- **Given exercise**
Below are the entries; output exactly the lines from the one containing "Output the text content of this document." through the final line, inclusive.
=== Data in this exercise ===
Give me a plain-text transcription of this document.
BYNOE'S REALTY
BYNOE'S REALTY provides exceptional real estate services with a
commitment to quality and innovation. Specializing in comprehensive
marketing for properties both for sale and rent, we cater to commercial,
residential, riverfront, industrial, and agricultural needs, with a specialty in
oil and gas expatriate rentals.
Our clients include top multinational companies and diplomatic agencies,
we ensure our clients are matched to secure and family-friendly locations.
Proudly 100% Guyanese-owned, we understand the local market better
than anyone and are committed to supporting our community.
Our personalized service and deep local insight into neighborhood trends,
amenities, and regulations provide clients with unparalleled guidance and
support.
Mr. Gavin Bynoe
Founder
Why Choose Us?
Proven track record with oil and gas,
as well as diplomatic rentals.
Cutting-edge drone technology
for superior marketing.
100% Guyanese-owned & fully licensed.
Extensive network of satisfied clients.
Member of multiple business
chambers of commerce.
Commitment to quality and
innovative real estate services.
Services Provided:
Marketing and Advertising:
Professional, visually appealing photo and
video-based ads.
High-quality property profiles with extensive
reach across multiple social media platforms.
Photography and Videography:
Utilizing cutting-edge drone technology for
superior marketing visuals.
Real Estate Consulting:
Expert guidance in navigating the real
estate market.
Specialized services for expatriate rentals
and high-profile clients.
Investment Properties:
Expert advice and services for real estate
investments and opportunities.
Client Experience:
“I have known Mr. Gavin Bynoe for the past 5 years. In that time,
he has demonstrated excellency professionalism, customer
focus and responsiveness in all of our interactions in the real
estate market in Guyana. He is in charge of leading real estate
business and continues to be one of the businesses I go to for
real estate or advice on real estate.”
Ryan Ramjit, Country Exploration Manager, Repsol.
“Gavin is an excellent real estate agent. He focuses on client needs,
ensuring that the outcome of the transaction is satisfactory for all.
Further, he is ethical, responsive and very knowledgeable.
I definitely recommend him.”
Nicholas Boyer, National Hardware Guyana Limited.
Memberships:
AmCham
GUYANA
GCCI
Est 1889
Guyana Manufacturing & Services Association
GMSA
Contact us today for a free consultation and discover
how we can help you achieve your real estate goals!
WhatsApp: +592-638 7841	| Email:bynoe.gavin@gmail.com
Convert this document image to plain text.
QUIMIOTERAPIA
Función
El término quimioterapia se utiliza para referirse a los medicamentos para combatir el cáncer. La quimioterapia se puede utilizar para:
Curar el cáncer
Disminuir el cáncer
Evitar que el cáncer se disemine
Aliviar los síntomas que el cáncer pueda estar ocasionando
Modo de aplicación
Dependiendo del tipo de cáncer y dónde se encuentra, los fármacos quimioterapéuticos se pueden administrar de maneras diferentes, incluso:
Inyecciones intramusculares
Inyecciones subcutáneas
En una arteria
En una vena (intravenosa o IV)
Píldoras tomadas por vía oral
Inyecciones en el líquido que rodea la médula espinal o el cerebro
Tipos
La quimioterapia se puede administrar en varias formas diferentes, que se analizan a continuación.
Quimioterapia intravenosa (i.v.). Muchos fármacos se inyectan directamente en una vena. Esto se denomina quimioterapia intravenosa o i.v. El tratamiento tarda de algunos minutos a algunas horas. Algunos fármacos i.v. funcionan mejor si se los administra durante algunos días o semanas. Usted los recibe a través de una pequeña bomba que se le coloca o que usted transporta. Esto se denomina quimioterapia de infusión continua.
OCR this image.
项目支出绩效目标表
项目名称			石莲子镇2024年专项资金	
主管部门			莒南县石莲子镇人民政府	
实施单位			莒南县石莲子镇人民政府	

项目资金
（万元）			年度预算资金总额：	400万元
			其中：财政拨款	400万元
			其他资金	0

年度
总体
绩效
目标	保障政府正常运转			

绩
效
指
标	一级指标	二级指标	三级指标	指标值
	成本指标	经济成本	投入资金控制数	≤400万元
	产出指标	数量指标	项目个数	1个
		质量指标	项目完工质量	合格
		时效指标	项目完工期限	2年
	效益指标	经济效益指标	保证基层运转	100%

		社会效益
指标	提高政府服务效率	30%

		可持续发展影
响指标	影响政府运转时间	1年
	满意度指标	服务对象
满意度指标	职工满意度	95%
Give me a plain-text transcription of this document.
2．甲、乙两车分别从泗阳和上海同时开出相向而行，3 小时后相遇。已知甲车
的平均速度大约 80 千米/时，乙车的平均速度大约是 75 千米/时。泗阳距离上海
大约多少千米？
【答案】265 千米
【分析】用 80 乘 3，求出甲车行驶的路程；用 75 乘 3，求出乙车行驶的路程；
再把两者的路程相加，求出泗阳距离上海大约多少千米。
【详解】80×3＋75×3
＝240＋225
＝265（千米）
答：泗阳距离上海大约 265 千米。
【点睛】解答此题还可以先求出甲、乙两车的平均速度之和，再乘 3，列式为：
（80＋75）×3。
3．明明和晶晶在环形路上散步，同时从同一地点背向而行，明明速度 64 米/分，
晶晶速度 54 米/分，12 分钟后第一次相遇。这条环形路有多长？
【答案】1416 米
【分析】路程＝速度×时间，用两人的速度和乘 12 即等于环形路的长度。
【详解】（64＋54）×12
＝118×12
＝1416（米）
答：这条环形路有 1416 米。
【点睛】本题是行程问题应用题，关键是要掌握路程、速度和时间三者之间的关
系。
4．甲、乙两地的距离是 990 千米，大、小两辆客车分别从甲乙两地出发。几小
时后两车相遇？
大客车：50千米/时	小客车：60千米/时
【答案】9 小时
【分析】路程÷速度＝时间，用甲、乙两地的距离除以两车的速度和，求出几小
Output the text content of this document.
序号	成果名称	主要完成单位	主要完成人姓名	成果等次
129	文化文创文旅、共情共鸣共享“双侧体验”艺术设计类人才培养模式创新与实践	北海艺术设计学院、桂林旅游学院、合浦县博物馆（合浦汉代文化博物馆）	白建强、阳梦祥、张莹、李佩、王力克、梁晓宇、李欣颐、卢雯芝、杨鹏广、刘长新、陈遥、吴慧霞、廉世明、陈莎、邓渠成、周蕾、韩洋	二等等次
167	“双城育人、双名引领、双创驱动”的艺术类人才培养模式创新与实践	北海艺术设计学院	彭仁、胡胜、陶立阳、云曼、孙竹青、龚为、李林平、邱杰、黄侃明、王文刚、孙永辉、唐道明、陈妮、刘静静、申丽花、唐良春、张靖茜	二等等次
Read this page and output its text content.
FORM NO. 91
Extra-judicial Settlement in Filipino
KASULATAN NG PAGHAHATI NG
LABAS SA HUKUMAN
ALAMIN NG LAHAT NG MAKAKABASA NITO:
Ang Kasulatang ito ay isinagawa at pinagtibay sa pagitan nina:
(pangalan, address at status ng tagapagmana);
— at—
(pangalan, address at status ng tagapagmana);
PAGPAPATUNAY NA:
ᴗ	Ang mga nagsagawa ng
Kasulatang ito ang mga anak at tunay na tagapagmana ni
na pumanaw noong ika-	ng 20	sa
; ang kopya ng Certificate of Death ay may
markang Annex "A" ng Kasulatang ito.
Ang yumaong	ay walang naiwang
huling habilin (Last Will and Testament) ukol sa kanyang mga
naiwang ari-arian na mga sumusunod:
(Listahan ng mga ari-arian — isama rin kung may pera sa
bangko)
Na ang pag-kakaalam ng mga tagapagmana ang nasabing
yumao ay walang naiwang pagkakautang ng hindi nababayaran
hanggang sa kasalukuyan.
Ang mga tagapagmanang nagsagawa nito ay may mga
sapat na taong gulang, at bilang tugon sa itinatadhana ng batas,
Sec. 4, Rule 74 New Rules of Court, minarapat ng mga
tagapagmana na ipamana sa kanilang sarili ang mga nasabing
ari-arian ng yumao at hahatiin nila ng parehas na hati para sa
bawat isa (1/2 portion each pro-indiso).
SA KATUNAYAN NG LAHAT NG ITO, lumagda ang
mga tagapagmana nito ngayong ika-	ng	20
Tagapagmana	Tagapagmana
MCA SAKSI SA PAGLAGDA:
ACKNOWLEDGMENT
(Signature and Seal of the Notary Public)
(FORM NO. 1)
===
- **Answer to this problem**
Output the text content of this document.
序号	成果名称	主要完成单位	主要完成人姓名	成果等次
129	文化文创文旅、共情共鸣共享“双侧体验”艺术设计类人才培养模式创新与实践	北海艺术设计学院、桂林旅游学院、合浦县博物馆（合浦汉代文化博物馆）	白建强、阳梦祥、张莹、李佩、王力克、梁晓宇、李欣颐、卢雯芝、杨鹏广、刘长新、陈遥、吴慧霞、廉世明、陈莎、邓渠成、周蕾、韩洋	二等等次
167	“双城育人、双名引领、双创驱动”的艺术类人才培养模式创新与实践	北海艺术设计学院	彭仁、胡胜、陶立阳、云曼、孙竹青、龚为、李林平、邱杰、黄侃明、王文刚、孙永辉、唐道明、陈妮、刘静静、申丽花、唐良春、张靖茜	二等等次
Read this page and output its text content.
FORM NO. 91
Extra-judicial Settlement in Filipino
KASULATAN NG PAGHAHATI NG
LABAS SA HUKUMAN
ALAMIN NG LAHAT NG MAKAKABASA NITO:
Ang Kasulatang ito ay isinagawa at pinagtibay sa pagitan nina:
(pangalan, address at status ng tagapagmana);
— at—
(pangalan, address at status ng tagapagmana);
PAGPAPATUNAY NA:
ᴗ	Ang mga nagsagawa ng
Kasulatang ito ang mga anak at tunay na tagapagmana ni
na pumanaw noong ika-	ng 20	sa
; ang kopya ng Certificate of Death ay may
markang Annex "A" ng Kasulatang ito.
Ang yumaong	ay walang naiwang
huling habilin (Last Will and Testament) ukol sa kanyang mga
naiwang ari-arian na mga sumusunod:
(Listahan ng mga ari-arian — isama rin kung may pera sa
bangko)
Na ang pag-kakaalam ng mga tagapagmana ang nasabing
yumao ay walang naiwang pagkakautang ng hindi nababayaran
hanggang sa kasalukuyan.
Ang mga tagapagmanang nagsagawa nito ay may mga
sapat na taong gulang, at bilang tugon sa itinatadhana ng batas,
Sec. 4, Rule 74 New Rules of Court, minarapat ng mga
tagapagmana na ipamana sa kanilang sarili ang mga nasabing
ari-arian ng yumao at hahatiin nila ng parehas na hati para sa
bawat isa (1/2 portion each pro-indiso).
SA KATUNAYAN NG LAHAT NG ITO, lumagda ang
mga tagapagmana nito ngayong ika-	ng	20
Tagapagmana	Tagapagmana
MCA SAKSI SA PAGLAGDA:
ACKNOWLEDGMENT
(Signature and Seal of the Notary Public)
(FORM NO. 1)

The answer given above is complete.